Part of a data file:
+ + +

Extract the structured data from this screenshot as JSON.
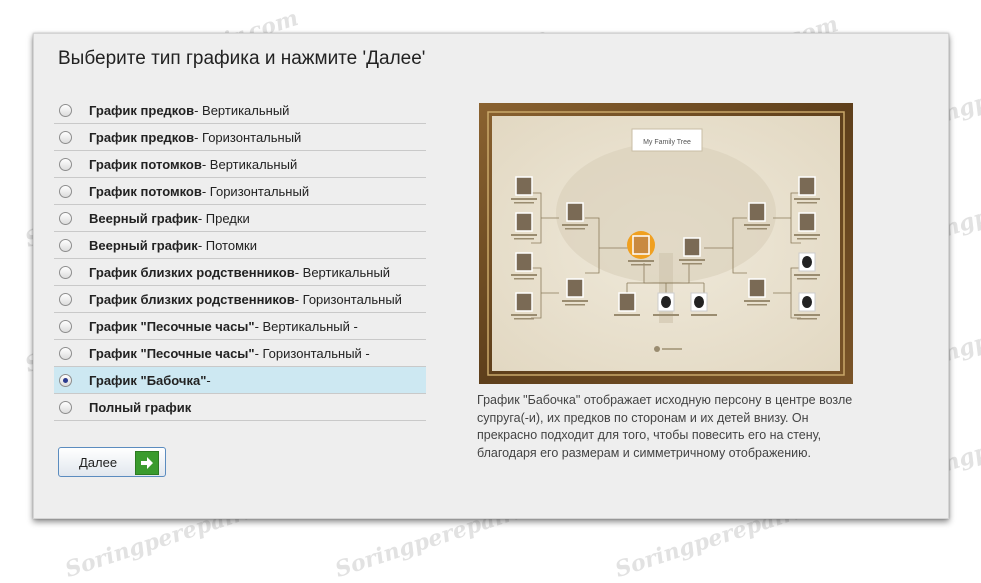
{
  "dialog": {
    "title": "Выберите тип графика и нажмите 'Далее'"
  },
  "chart_types": [
    {
      "name": "График предков",
      "variant": " - Вертикальный",
      "selected": false
    },
    {
      "name": "График предков",
      "variant": " - Горизонтальный",
      "selected": false
    },
    {
      "name": "График потомков",
      "variant": " - Вертикальный",
      "selected": false
    },
    {
      "name": "График потомков",
      "variant": " - Горизонтальный",
      "selected": false
    },
    {
      "name": "Веерный график",
      "variant": " - Предки",
      "selected": false
    },
    {
      "name": "Веерный график",
      "variant": " - Потомки",
      "selected": false
    },
    {
      "name": "График близких родственников",
      "variant": " - Вертикальный",
      "selected": false
    },
    {
      "name": "График близких родственников",
      "variant": " - Горизонтальный",
      "selected": false
    },
    {
      "name": "График \"Песочные часы\"",
      "variant": " - Вертикальный -",
      "selected": false
    },
    {
      "name": "График \"Песочные часы\"",
      "variant": " - Горизонтальный -",
      "selected": false
    },
    {
      "name": "График \"Бабочка\"",
      "variant": " -",
      "selected": true
    },
    {
      "name": "Полный график",
      "variant": "",
      "selected": false
    }
  ],
  "next_button": {
    "label": "Далее"
  },
  "preview": {
    "chart_title": "My Family Tree"
  },
  "description": "График \"Бабочка\" отображает исходную персону в центре возле супруга(-и), их предков по сторонам и их детей внизу. Он прекрасно подходит для того, чтобы повесить его на стену, благодаря его размерам и симметричному отображению.",
  "watermark": "Soringperepair.com",
  "colors": {
    "selected_row": "#cde8f2",
    "frame_wood": "#6b4a22",
    "arrow_green": "#3a9b2e",
    "root_highlight": "#f0a020"
  }
}
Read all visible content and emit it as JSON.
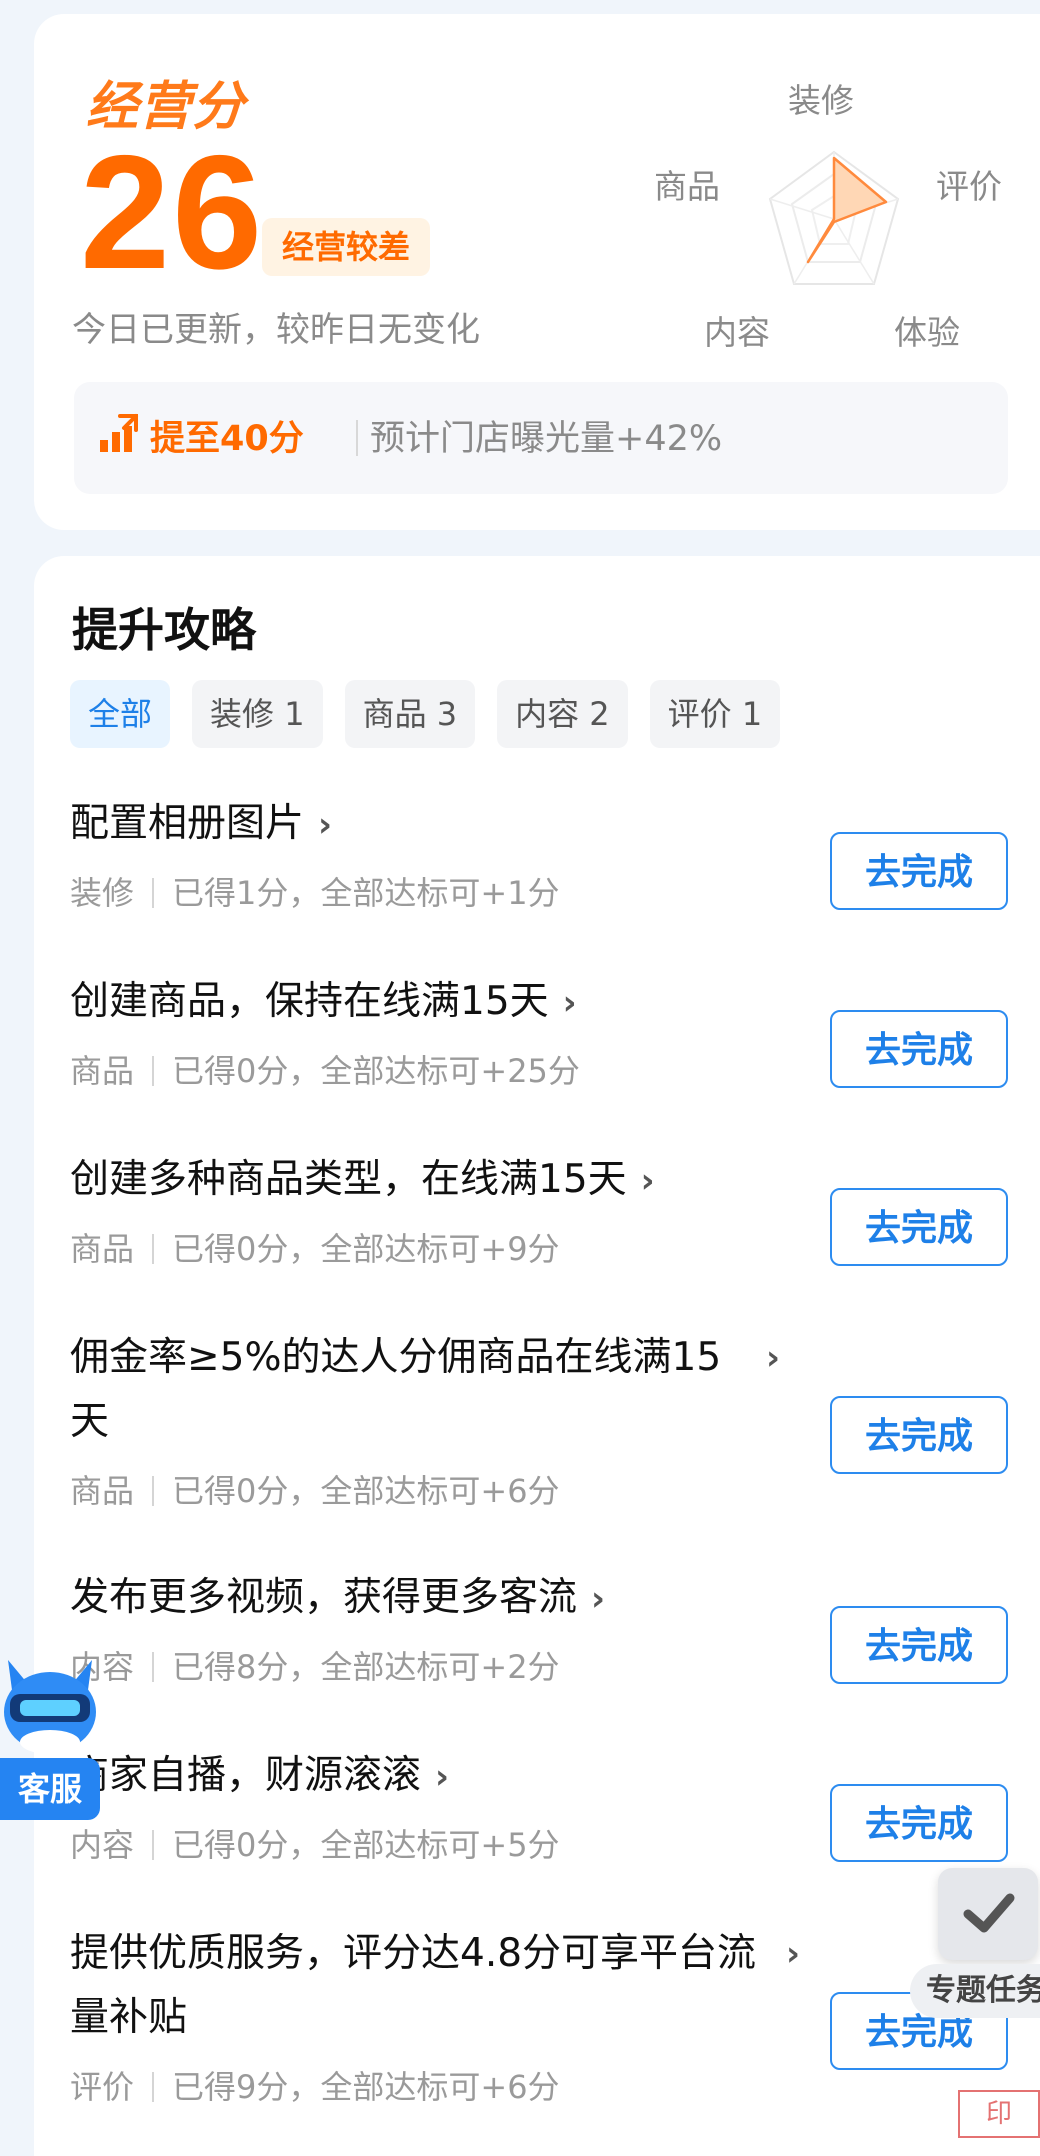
{
  "score_card": {
    "logo": "经营分",
    "score": "26",
    "badge": "经营较差",
    "update_text": "今日已更新，较昨日无变化",
    "radar_labels": {
      "top": "装修",
      "right": "评价",
      "bottom_right": "体验",
      "bottom_left": "内容",
      "left": "商品"
    },
    "tip_strong": "提至40分",
    "tip_text": "预计门店曝光量+42%",
    "accent_color": "#ff6a00"
  },
  "strategy": {
    "title": "提升攻略",
    "filters": [
      "全部",
      "装修 1",
      "商品 3",
      "内容 2",
      "评价 1"
    ],
    "button_label": "去完成",
    "tasks": [
      {
        "title": "配置相册图片",
        "category": "装修",
        "detail": "已得1分，全部达标可+1分"
      },
      {
        "title": "创建商品，保持在线满15天",
        "category": "商品",
        "detail": "已得0分，全部达标可+25分"
      },
      {
        "title": "创建多种商品类型，在线满15天",
        "category": "商品",
        "detail": "已得0分，全部达标可+9分"
      },
      {
        "title": "佣金率≥5%的达人分佣商品在线满15天",
        "category": "商品",
        "detail": "已得0分，全部达标可+6分"
      },
      {
        "title": "发布更多视频，获得更多客流",
        "category": "内容",
        "detail": "已得8分，全部达标可+2分"
      },
      {
        "title": "商家自播，财源滚滚",
        "category": "内容",
        "detail": "已得0分，全部达标可+5分"
      },
      {
        "title": "提供优质服务，评分达4.8分可享平台流量补贴",
        "category": "评价",
        "detail": "已得9分，全部达标可+6分"
      }
    ],
    "accent_color": "#1e80e8"
  },
  "floating": {
    "customer_service": "客服",
    "topic_task": "专题任务"
  }
}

+ + +

Make an exact copy of the data, leaving its pictures out.

Extract the structured data from this screenshot as JSON.
{
  "dialog": {
    "title": "Выберите тип графика и нажмите 'Далее'"
  },
  "chart_types": [
    {
      "name": "График предков",
      "variant": " - Вертикальный",
      "selected": false
    },
    {
      "name": "График предков",
      "variant": " - Горизонтальный",
      "selected": false
    },
    {
      "name": "График потомков",
      "variant": " - Вертикальный",
      "selected": false
    },
    {
      "name": "График потомков",
      "variant": " - Горизонтальный",
      "selected": false
    },
    {
      "name": "Веерный график",
      "variant": " - Предки",
      "selected": false
    },
    {
      "name": "Веерный график",
      "variant": " - Потомки",
      "selected": false
    },
    {
      "name": "График близких родственников",
      "variant": " - Вертикальный",
      "selected": false
    },
    {
      "name": "График близких родственников",
      "variant": " - Горизонтальный",
      "selected": false
    },
    {
      "name": "График \"Песочные часы\"",
      "variant": " - Вертикальный -",
      "selected": false
    },
    {
      "name": "График \"Песочные часы\"",
      "variant": " - Горизонтальный -",
      "selected": false
    },
    {
      "name": "График \"Бабочка\"",
      "variant": " -",
      "selected": true
    },
    {
      "name": "Полный график",
      "variant": "",
      "selected": false
    }
  ],
  "next_button": {
    "label": "Далее"
  },
  "preview": {
    "chart_title": "My Family Tree"
  },
  "description": "График \"Бабочка\" отображает исходную персону в центре возле супруга(-и), их предков по сторонам и их детей внизу. Он прекрасно подходит для того, чтобы повесить его на стену, благодаря его размерам и симметричному отображению.",
  "watermark": "Soringperepair.com",
  "colors": {
    "selected_row": "#cde8f2",
    "frame_wood": "#6b4a22",
    "arrow_green": "#3a9b2e",
    "root_highlight": "#f0a020"
  }
}
Read all visible content and emit it as JSON.
{
  "score_card": {
    "logo": "经营分",
    "score": "26",
    "badge": "经营较差",
    "update_text": "今日已更新，较昨日无变化",
    "radar_labels": {
      "top": "装修",
      "right": "评价",
      "bottom_right": "体验",
      "bottom_left": "内容",
      "left": "商品"
    },
    "tip_strong": "提至40分",
    "tip_text": "预计门店曝光量+42%",
    "accent_color": "#ff6a00"
  },
  "strategy": {
    "title": "提升攻略",
    "filters": [
      "全部",
      "装修 1",
      "商品 3",
      "内容 2",
      "评价 1"
    ],
    "button_label": "去完成",
    "tasks": [
      {
        "title": "配置相册图片",
        "category": "装修",
        "detail": "已得1分，全部达标可+1分"
      },
      {
        "title": "创建商品，保持在线满15天",
        "category": "商品",
        "detail": "已得0分，全部达标可+25分"
      },
      {
        "title": "创建多种商品类型，在线满15天",
        "category": "商品",
        "detail": "已得0分，全部达标可+9分"
      },
      {
        "title": "佣金率≥5%的达人分佣商品在线满15天",
        "category": "商品",
        "detail": "已得0分，全部达标可+6分"
      },
      {
        "title": "发布更多视频，获得更多客流",
        "category": "内容",
        "detail": "已得8分，全部达标可+2分"
      },
      {
        "title": "商家自播，财源滚滚",
        "category": "内容",
        "detail": "已得0分，全部达标可+5分"
      },
      {
        "title": "提供优质服务，评分达4.8分可享平台流量补贴",
        "category": "评价",
        "detail": "已得9分，全部达标可+6分"
      }
    ],
    "accent_color": "#1e80e8"
  },
  "floating": {
    "customer_service": "客服",
    "topic_task": "专题任务"
  }
}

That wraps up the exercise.